◆ Your goal
Rewrite the items below, replacing every occurrence of "data-point" with "point-marker" and leaving everything else unchanged. Omit the pictures from your answer.

◆ Material
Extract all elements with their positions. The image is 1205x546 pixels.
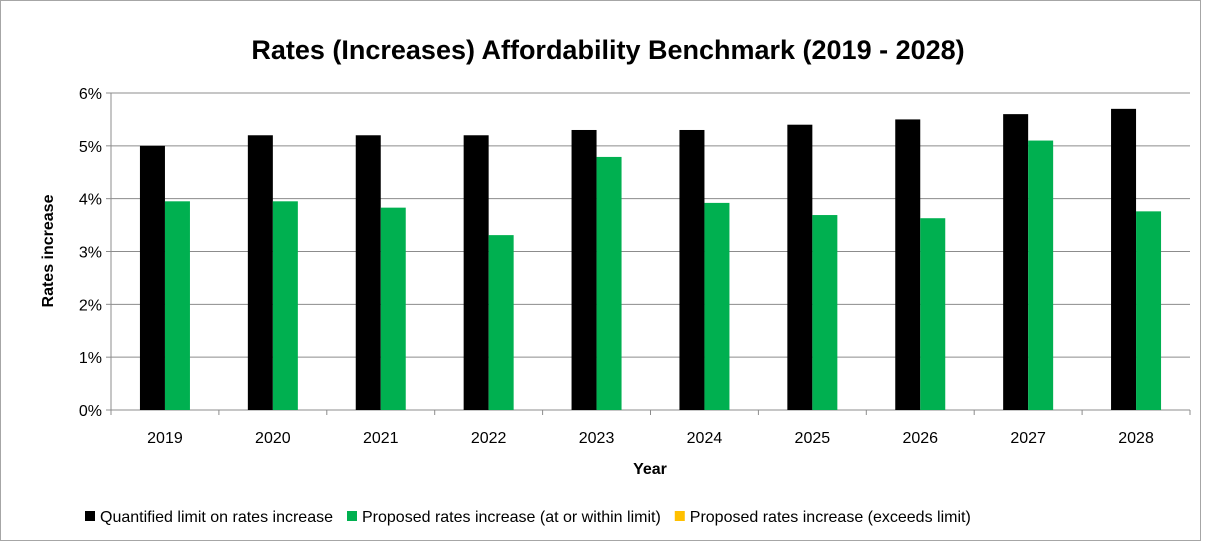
bar-limit-2028: [1111, 108, 1137, 410]
bar-limit-2020: [247, 135, 273, 410]
legend-swatch-2: [347, 511, 357, 521]
bar-proposed-2028: [1136, 211, 1162, 410]
legend-label-3: Proposed rates increase (exceeds limit): [690, 509, 971, 526]
bar-proposed-2023: [596, 156, 622, 410]
bar-limit-2026: [895, 119, 921, 411]
legend: Quantified limit on rates increase Propos…: [85, 509, 971, 526]
y-tick-label: 5%: [79, 139, 102, 156]
y-tick-label: 4%: [79, 192, 102, 209]
bar-proposed-2025: [812, 215, 838, 410]
bar-limit-2027: [1003, 114, 1029, 410]
bar-proposed-2021: [380, 207, 406, 410]
x-tick-label: 2026: [902, 430, 938, 447]
chart-title: Rates (Increases) Affordability Benchmar…: [251, 35, 964, 65]
legend-label-2: Proposed rates increase (at or within li…: [362, 509, 661, 526]
x-axis-label: Year: [633, 461, 667, 478]
legend-label-1: Quantified limit on rates increase: [100, 509, 333, 526]
bar-limit-2021: [355, 135, 381, 410]
bar-proposed-2022: [488, 235, 514, 410]
bar-limit-2019: [139, 145, 165, 411]
y-tick-label: 2%: [79, 297, 102, 314]
y-tick-label: 3%: [79, 245, 102, 262]
x-tick-label: 2028: [1118, 430, 1154, 447]
x-tick-label: 2023: [579, 430, 615, 447]
x-tick-label: 2025: [795, 430, 831, 447]
y-tick-label: 1%: [79, 350, 102, 367]
legend-swatch-1: [85, 511, 95, 521]
x-tick-label: 2024: [687, 430, 723, 447]
bar-limit-2024: [679, 129, 705, 410]
bar-limit-2023: [571, 129, 597, 410]
bar-proposed-2024: [704, 202, 730, 410]
legend-swatch-3: [674, 511, 685, 521]
y-tick-labels: 0% 1% 2% 3% 4% 5% 6%: [79, 86, 102, 420]
bar-proposed-2026: [920, 218, 946, 410]
x-tick-labels: 2019 2020 2021 2022 2023 2024 2025 2026 2027 2028: [147, 430, 1154, 447]
bar-limit-2022: [463, 135, 489, 410]
bar-proposed-2027: [1028, 140, 1054, 411]
bar-proposed-2019: [164, 201, 190, 410]
bars: [139, 108, 1162, 411]
y-tick-label: 0%: [79, 403, 102, 420]
bar-limit-2025: [787, 124, 813, 410]
x-tick-label: 2021: [363, 430, 399, 447]
x-tick-label: 2027: [1010, 430, 1046, 447]
x-tick-label: 2020: [255, 430, 291, 447]
y-tick-label: 6%: [79, 86, 102, 103]
y-axis-label: Rates increase: [40, 194, 57, 307]
x-tick-label: 2019: [147, 430, 183, 447]
x-tick-label: 2022: [471, 430, 507, 447]
bar-proposed-2020: [272, 201, 298, 410]
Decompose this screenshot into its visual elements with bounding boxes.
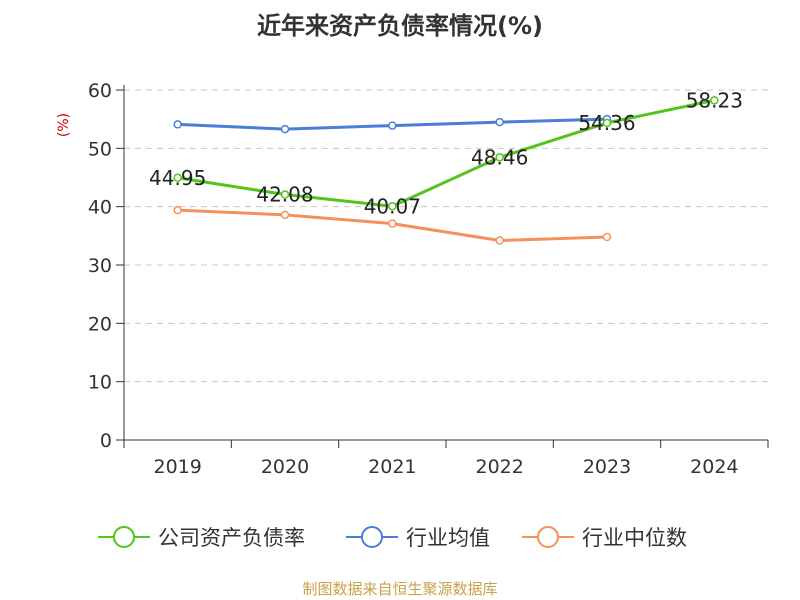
footer-source: 制图数据来自恒生聚源数据库 [302,580,498,598]
data-point [173,120,182,129]
data-point [602,232,612,242]
x-tick-label: 2024 [690,456,738,478]
legend-marker [113,526,135,548]
chart-title: 近年来资产负债率情况(%) [257,12,543,40]
data-point [388,121,397,130]
y-tick-label: 20 [88,313,112,335]
data-label: 44.95 [149,166,206,190]
y-tick-label: 0 [100,430,112,452]
x-tick-label: 2020 [261,456,309,478]
data-label: 58.23 [686,88,743,112]
data-label: 54.36 [578,111,635,135]
x-tick-label: 2019 [153,456,201,478]
y-tick-label: 10 [88,372,112,394]
y-tick-label: 50 [88,138,112,160]
data-point [173,205,182,215]
data-point [280,210,290,220]
data-label: 48.46 [471,145,528,169]
legend-marker [537,526,559,548]
data-label: 40.07 [364,194,421,218]
y-axis-label: (%) [56,113,72,137]
legend-label: 行业中位数 [582,526,687,550]
legend-label: 公司资产负债率 [158,526,305,550]
series-line [177,98,715,208]
data-label: 42.08 [256,183,313,207]
data-point [173,173,182,183]
x-tick-label: 2022 [475,456,523,478]
data-point [280,190,290,199]
x-tick-label: 2023 [583,456,631,478]
y-tick-label: 30 [88,255,112,277]
data-point [388,219,397,228]
data-point [495,236,504,245]
legend-marker [361,526,383,548]
data-point [710,96,719,105]
data-point [388,202,397,211]
data-point [280,124,290,134]
legend-label: 行业均值 [406,526,490,550]
y-tick-label: 40 [88,197,112,219]
data-point [602,118,612,128]
data-point [495,153,504,162]
data-point [495,117,504,127]
x-tick-label: 2021 [368,456,416,478]
y-tick-label: 60 [88,80,112,102]
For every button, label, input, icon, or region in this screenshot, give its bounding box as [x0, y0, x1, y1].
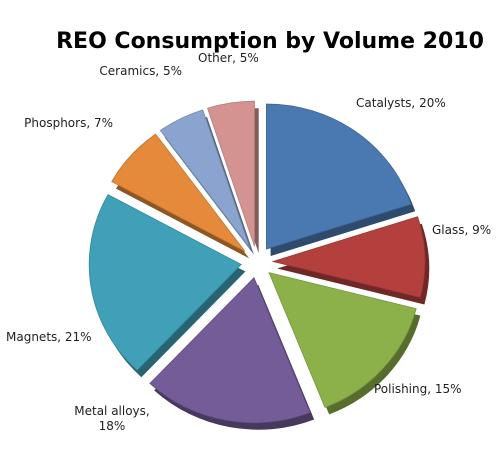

◆ Exercise output
Extract all elements with their positions. The image is 1205x546 pixels.
bar-limit-2028: [1111, 108, 1137, 410]
bar-limit-2020: [247, 135, 273, 410]
legend-swatch-2: [347, 511, 357, 521]
bar-proposed-2028: [1136, 211, 1162, 410]
legend-label-3: Proposed rates increase (exceeds limit): [690, 509, 971, 526]
bar-proposed-2023: [596, 156, 622, 410]
bar-limit-2026: [895, 119, 921, 411]
legend: Quantified limit on rates increase Propos…: [85, 509, 971, 526]
y-tick-label: 5%: [79, 139, 102, 156]
y-tick-label: 4%: [79, 192, 102, 209]
bar-proposed-2025: [812, 215, 838, 410]
bar-limit-2027: [1003, 114, 1029, 410]
bar-proposed-2021: [380, 207, 406, 410]
x-tick-label: 2026: [902, 430, 938, 447]
chart-title: Rates (Increases) Affordability Benchmar…: [251, 35, 964, 65]
legend-label-2: Proposed rates increase (at or within li…: [362, 509, 661, 526]
x-axis-label: Year: [633, 461, 667, 478]
legend-label-1: Quantified limit on rates increase: [100, 509, 333, 526]
bar-limit-2021: [355, 135, 381, 410]
bar-proposed-2022: [488, 235, 514, 410]
bar-limit-2019: [139, 145, 165, 411]
y-tick-label: 2%: [79, 297, 102, 314]
y-tick-label: 3%: [79, 245, 102, 262]
x-tick-label: 2028: [1118, 430, 1154, 447]
x-tick-label: 2023: [579, 430, 615, 447]
x-tick-label: 2025: [795, 430, 831, 447]
y-tick-label: 1%: [79, 350, 102, 367]
legend-swatch-1: [85, 511, 95, 521]
x-tick-label: 2024: [687, 430, 723, 447]
bar-limit-2024: [679, 129, 705, 410]
bar-limit-2023: [571, 129, 597, 410]
bar-proposed-2024: [704, 202, 730, 410]
legend-swatch-3: [674, 511, 685, 521]
y-tick-labels: 0% 1% 2% 3% 4% 5% 6%: [79, 86, 102, 420]
bar-proposed-2026: [920, 218, 946, 410]
x-tick-labels: 2019 2020 2021 2022 2023 2024 2025 2026 2027 2028: [147, 430, 1154, 447]
bar-limit-2022: [463, 135, 489, 410]
bar-proposed-2027: [1028, 140, 1054, 411]
bar-proposed-2019: [164, 201, 190, 410]
bars: [139, 108, 1162, 411]
y-tick-label: 0%: [79, 403, 102, 420]
bar-limit-2025: [787, 124, 813, 410]
x-tick-label: 2021: [363, 430, 399, 447]
x-tick-label: 2027: [1010, 430, 1046, 447]
x-tick-label: 2020: [255, 430, 291, 447]
y-tick-label: 6%: [79, 86, 102, 103]
y-axis-label: Rates increase: [40, 194, 57, 307]
x-tick-label: 2019: [147, 430, 183, 447]
x-tick-label: 2022: [471, 430, 507, 447]
bar-proposed-2020: [272, 201, 298, 410]
Decompose this screenshot into its visual elements with bounding boxes.
footer-source: 制图数据来自恒生聚源数据库 [302,580,498,598]
point-marker [173,120,182,129]
point-marker [602,232,612,242]
x-tick-label: 2024 [690,456,738,478]
legend-marker [113,526,135,548]
chart-title: 近年来资产负债率情况(%) [257,12,543,40]
point-marker [388,121,397,130]
y-tick-label: 20 [88,313,112,335]
data-label: 44.95 [149,166,206,190]
y-tick-label: 0 [100,430,112,452]
x-tick-label: 2020 [261,456,309,478]
data-label: 58.23 [686,88,743,112]
data-label: 54.36 [578,111,635,135]
x-tick-label: 2019 [153,456,201,478]
y-tick-label: 10 [88,372,112,394]
y-tick-label: 50 [88,138,112,160]
point-marker [173,205,182,215]
point-marker [280,210,290,220]
data-label: 48.46 [471,145,528,169]
legend-marker [537,526,559,548]
data-label: 40.07 [364,194,421,218]
y-axis-label: (%) [56,113,72,137]
legend-label: 行业中位数 [582,526,687,550]
legend-label: 公司资产负债率 [158,526,305,550]
series-line [177,98,715,208]
data-label: 42.08 [256,183,313,207]
point-marker [173,173,182,183]
x-tick-label: 2022 [475,456,523,478]
point-marker [280,190,290,199]
x-tick-label: 2023 [583,456,631,478]
y-tick-label: 30 [88,255,112,277]
point-marker [388,219,397,228]
point-marker [495,236,504,245]
legend-marker [361,526,383,548]
point-marker [710,96,719,105]
point-marker [388,202,397,211]
point-marker [280,124,290,134]
legend-label: 行业均值 [406,526,490,550]
y-tick-label: 40 [88,197,112,219]
point-marker [602,118,612,128]
point-marker [495,153,504,162]
point-marker [495,117,504,127]
x-tick-label: 2021 [368,456,416,478]
y-tick-label: 60 [88,80,112,102]
For every button, label, input, icon, or region in this screenshot, give its bounding box as [x0, y0, x1, y1].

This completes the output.